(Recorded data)

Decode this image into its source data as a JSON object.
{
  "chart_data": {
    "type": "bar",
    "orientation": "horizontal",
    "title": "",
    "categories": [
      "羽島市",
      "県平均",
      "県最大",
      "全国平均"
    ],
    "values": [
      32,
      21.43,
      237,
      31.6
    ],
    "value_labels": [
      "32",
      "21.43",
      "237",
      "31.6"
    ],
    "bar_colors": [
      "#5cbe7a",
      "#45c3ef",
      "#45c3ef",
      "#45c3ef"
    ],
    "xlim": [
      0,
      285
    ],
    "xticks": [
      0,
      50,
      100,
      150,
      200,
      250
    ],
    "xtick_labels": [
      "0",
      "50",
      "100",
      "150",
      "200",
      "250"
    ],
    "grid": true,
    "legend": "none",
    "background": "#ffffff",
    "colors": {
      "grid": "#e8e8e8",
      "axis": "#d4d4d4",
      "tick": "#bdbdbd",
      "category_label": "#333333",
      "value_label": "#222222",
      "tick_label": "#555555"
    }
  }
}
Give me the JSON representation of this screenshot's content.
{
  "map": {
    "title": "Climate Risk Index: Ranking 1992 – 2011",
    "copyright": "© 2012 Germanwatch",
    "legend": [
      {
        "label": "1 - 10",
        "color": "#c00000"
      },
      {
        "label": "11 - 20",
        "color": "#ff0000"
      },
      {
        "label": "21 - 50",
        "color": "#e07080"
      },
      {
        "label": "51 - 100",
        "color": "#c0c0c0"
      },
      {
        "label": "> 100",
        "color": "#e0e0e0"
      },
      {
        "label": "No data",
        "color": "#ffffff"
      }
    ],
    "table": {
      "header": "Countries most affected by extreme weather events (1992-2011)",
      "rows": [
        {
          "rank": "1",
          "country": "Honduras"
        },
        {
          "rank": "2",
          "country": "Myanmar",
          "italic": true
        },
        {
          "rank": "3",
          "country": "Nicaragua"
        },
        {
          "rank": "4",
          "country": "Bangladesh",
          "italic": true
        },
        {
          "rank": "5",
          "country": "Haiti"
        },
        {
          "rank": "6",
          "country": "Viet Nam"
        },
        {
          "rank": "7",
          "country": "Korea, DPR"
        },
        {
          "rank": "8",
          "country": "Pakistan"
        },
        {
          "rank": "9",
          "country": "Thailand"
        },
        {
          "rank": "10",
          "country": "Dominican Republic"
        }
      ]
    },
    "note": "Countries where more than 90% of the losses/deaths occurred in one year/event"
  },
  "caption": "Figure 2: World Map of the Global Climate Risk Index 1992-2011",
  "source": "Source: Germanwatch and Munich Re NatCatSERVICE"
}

* [THE EXERCISE] Extract each entry in full, exactly as given.

* [EXERCISE RESULT]
Decode this image into its source data as a JSON object.
{
  "chart_data": {
    "type": "bar",
    "orientation": "horizontal",
    "title": "",
    "categories": [
      "羽島市",
      "県平均",
      "県最大",
      "全国平均"
    ],
    "values": [
      32,
      21.43,
      237,
      31.6
    ],
    "value_labels": [
      "32",
      "21.43",
      "237",
      "31.6"
    ],
    "bar_colors": [
      "#5cbe7a",
      "#45c3ef",
      "#45c3ef",
      "#45c3ef"
    ],
    "xlim": [
      0,
      285
    ],
    "xticks": [
      0,
      50,
      100,
      150,
      200,
      250
    ],
    "xtick_labels": [
      "0",
      "50",
      "100",
      "150",
      "200",
      "250"
    ],
    "grid": true,
    "legend": "none",
    "background": "#ffffff",
    "colors": {
      "grid": "#e8e8e8",
      "axis": "#d4d4d4",
      "tick": "#bdbdbd",
      "category_label": "#333333",
      "value_label": "#222222",
      "tick_label": "#555555"
    }
  }
}
Give me the JSON representation of this screenshot's content.
{
  "map": {
    "title": "Climate Risk Index: Ranking 1992 – 2011",
    "copyright": "© 2012 Germanwatch",
    "legend": [
      {
        "label": "1 - 10",
        "color": "#c00000"
      },
      {
        "label": "11 - 20",
        "color": "#ff0000"
      },
      {
        "label": "21 - 50",
        "color": "#e07080"
      },
      {
        "label": "51 - 100",
        "color": "#c0c0c0"
      },
      {
        "label": "> 100",
        "color": "#e0e0e0"
      },
      {
        "label": "No data",
        "color": "#ffffff"
      }
    ],
    "table": {
      "header": "Countries most affected by extreme weather events (1992-2011)",
      "rows": [
        {
          "rank": "1",
          "country": "Honduras"
        },
        {
          "rank": "2",
          "country": "Myanmar",
          "italic": true
        },
        {
          "rank": "3",
          "country": "Nicaragua"
        },
        {
          "rank": "4",
          "country": "Bangladesh",
          "italic": true
        },
        {
          "rank": "5",
          "country": "Haiti"
        },
        {
          "rank": "6",
          "country": "Viet Nam"
        },
        {
          "rank": "7",
          "country": "Korea, DPR"
        },
        {
          "rank": "8",
          "country": "Pakistan"
        },
        {
          "rank": "9",
          "country": "Thailand"
        },
        {
          "rank": "10",
          "country": "Dominican Republic"
        }
      ]
    },
    "note": "Countries where more than 90% of the losses/deaths occurred in one year/event"
  },
  "caption": "Figure 2: World Map of the Global Climate Risk Index 1992-2011",
  "source": "Source: Germanwatch and Munich Re NatCatSERVICE"
}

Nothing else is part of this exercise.